## WHAT YOU WILL DO
Which lines of the data contain the word "podwyższonym", with case taken into account? Report each of those lines in full.

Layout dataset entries
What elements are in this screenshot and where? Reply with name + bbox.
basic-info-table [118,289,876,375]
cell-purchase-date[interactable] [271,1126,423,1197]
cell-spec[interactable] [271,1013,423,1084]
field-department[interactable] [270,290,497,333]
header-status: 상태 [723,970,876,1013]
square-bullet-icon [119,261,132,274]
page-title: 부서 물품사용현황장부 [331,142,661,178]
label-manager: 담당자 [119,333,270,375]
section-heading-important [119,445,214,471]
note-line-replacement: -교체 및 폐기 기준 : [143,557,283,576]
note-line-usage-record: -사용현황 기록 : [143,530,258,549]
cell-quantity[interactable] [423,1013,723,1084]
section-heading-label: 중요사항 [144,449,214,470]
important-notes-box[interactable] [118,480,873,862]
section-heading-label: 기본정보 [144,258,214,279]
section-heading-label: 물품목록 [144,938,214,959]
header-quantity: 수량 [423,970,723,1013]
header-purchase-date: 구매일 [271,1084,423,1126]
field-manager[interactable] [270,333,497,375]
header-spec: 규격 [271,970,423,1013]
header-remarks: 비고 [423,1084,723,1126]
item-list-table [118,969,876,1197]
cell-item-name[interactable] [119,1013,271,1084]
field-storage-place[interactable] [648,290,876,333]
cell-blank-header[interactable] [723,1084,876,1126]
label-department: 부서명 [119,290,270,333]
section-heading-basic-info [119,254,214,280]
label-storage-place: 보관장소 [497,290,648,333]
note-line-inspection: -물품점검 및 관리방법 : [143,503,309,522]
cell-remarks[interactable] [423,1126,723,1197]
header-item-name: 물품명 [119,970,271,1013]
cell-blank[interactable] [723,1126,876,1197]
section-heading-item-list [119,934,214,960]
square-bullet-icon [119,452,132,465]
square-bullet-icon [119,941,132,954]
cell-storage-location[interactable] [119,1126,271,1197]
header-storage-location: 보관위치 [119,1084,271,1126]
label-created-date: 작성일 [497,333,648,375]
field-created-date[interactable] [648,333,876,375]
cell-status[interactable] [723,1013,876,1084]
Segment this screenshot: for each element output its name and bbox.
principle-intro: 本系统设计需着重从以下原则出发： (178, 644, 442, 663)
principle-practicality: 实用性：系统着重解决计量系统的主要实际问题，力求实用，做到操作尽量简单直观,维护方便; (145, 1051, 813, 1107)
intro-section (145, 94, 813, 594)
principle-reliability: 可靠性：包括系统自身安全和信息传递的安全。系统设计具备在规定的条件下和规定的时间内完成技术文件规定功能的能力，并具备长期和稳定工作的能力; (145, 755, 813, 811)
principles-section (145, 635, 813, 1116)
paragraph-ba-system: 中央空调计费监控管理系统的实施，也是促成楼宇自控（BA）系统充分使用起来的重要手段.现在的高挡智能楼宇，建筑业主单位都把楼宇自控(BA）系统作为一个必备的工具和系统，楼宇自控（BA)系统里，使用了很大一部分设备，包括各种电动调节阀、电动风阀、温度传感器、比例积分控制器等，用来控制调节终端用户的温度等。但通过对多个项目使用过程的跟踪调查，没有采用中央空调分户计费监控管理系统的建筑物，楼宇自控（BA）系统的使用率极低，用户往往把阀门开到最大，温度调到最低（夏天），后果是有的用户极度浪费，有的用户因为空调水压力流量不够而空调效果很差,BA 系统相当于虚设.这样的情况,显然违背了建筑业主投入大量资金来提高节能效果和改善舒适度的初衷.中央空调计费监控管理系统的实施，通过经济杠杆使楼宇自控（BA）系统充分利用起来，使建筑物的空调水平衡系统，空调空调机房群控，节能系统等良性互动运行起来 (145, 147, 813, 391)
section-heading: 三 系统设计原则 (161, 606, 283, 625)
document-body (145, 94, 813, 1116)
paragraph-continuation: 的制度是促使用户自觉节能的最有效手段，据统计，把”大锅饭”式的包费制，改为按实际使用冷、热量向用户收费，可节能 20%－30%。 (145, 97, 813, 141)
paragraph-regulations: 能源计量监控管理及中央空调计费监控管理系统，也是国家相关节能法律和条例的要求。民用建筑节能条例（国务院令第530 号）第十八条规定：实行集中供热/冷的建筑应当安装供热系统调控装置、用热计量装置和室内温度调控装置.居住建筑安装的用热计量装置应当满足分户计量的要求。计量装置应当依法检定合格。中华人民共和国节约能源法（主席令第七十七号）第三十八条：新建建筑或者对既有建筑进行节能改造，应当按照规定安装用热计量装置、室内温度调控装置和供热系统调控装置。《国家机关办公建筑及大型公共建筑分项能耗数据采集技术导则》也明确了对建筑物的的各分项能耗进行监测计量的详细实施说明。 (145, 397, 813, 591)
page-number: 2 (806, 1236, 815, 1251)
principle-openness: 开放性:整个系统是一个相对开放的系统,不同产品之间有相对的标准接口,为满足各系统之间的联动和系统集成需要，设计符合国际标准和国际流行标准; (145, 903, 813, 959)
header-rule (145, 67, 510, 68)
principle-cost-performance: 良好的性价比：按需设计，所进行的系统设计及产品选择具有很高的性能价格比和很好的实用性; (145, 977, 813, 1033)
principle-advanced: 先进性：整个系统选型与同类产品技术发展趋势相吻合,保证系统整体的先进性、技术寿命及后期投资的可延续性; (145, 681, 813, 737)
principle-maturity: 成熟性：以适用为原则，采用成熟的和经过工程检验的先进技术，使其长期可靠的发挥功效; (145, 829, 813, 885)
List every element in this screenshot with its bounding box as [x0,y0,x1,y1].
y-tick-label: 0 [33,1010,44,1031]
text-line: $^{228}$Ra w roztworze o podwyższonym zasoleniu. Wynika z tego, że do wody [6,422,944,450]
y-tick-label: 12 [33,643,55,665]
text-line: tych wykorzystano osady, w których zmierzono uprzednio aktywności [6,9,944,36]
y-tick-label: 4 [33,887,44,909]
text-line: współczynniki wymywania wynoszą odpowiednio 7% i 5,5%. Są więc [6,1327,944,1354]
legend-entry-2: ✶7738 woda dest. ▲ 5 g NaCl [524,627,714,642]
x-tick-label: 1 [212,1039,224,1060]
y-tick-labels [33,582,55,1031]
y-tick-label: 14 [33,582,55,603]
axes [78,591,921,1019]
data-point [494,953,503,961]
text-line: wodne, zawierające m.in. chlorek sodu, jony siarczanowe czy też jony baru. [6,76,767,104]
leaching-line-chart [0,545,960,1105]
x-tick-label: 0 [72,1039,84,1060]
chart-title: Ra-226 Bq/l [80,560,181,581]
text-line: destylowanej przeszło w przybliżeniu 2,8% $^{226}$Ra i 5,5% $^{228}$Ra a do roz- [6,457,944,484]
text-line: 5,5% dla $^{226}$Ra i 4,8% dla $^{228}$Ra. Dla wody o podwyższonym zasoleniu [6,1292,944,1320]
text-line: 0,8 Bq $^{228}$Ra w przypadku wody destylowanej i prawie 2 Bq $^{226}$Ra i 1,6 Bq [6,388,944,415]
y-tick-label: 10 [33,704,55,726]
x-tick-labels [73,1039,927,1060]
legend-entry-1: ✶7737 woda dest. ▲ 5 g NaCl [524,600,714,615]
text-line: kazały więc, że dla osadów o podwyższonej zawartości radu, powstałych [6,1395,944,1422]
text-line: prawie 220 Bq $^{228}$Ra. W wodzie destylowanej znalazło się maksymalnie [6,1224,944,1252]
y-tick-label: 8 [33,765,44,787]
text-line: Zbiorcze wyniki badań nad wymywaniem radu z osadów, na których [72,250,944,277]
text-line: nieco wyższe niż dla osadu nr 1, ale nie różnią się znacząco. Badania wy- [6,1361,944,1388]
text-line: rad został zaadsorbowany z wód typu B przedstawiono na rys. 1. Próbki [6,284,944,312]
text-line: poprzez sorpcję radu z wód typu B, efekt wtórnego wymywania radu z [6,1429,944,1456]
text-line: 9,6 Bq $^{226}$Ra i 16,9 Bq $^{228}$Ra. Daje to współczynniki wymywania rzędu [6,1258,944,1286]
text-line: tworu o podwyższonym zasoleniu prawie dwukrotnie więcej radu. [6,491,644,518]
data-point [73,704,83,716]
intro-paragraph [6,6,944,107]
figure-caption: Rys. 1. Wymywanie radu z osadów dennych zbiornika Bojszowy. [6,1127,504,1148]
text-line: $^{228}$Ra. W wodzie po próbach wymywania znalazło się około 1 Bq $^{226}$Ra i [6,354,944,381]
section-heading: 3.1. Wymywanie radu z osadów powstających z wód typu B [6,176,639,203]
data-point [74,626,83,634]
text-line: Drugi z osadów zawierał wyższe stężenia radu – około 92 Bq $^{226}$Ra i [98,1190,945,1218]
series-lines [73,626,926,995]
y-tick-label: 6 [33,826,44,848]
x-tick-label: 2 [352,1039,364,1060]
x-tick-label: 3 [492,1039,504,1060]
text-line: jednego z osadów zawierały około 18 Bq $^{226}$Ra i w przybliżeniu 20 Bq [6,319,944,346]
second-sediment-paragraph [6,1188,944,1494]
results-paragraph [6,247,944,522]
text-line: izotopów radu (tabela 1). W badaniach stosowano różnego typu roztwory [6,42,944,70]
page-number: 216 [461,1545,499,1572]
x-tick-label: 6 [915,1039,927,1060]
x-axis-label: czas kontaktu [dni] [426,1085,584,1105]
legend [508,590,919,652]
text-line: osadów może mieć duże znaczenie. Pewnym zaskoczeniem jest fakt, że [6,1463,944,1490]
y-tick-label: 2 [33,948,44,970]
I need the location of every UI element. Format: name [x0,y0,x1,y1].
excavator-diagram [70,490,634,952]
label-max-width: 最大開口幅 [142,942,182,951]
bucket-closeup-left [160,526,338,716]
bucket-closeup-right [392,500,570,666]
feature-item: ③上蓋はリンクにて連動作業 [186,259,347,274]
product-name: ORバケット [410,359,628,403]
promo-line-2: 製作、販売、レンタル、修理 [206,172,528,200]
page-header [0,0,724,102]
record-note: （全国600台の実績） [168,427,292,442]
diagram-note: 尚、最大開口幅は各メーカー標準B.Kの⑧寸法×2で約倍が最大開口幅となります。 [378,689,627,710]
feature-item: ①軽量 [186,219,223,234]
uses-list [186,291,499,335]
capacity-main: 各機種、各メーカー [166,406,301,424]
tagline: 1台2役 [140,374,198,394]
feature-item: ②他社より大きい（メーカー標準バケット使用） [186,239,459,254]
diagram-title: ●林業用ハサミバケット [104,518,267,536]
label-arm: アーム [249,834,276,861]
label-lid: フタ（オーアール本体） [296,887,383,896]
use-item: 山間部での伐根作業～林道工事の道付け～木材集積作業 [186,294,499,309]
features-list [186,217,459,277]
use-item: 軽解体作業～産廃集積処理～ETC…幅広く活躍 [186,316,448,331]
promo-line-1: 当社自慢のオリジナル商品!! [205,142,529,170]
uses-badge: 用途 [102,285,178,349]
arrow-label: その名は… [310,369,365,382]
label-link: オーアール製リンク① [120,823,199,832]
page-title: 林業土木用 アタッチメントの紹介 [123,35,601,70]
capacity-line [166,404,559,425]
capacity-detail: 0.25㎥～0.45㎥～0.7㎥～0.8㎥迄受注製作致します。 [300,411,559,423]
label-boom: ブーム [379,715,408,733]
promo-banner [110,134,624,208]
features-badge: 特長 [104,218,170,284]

## FULL ANSWER
text-line: $^{228}$Ra w roztworze o podwyższonym zasoleniu. Wynika z tego, że do wody [6,422,944,450]
text-line: 5,5% dla $^{226}$Ra i 4,8% dla $^{228}$Ra. Dla wody o podwyższonym zasoleniu [6,1292,944,1320]
text-line: tworu o podwyższonym zasoleniu prawie dwukrotnie więcej radu. [6,491,644,518]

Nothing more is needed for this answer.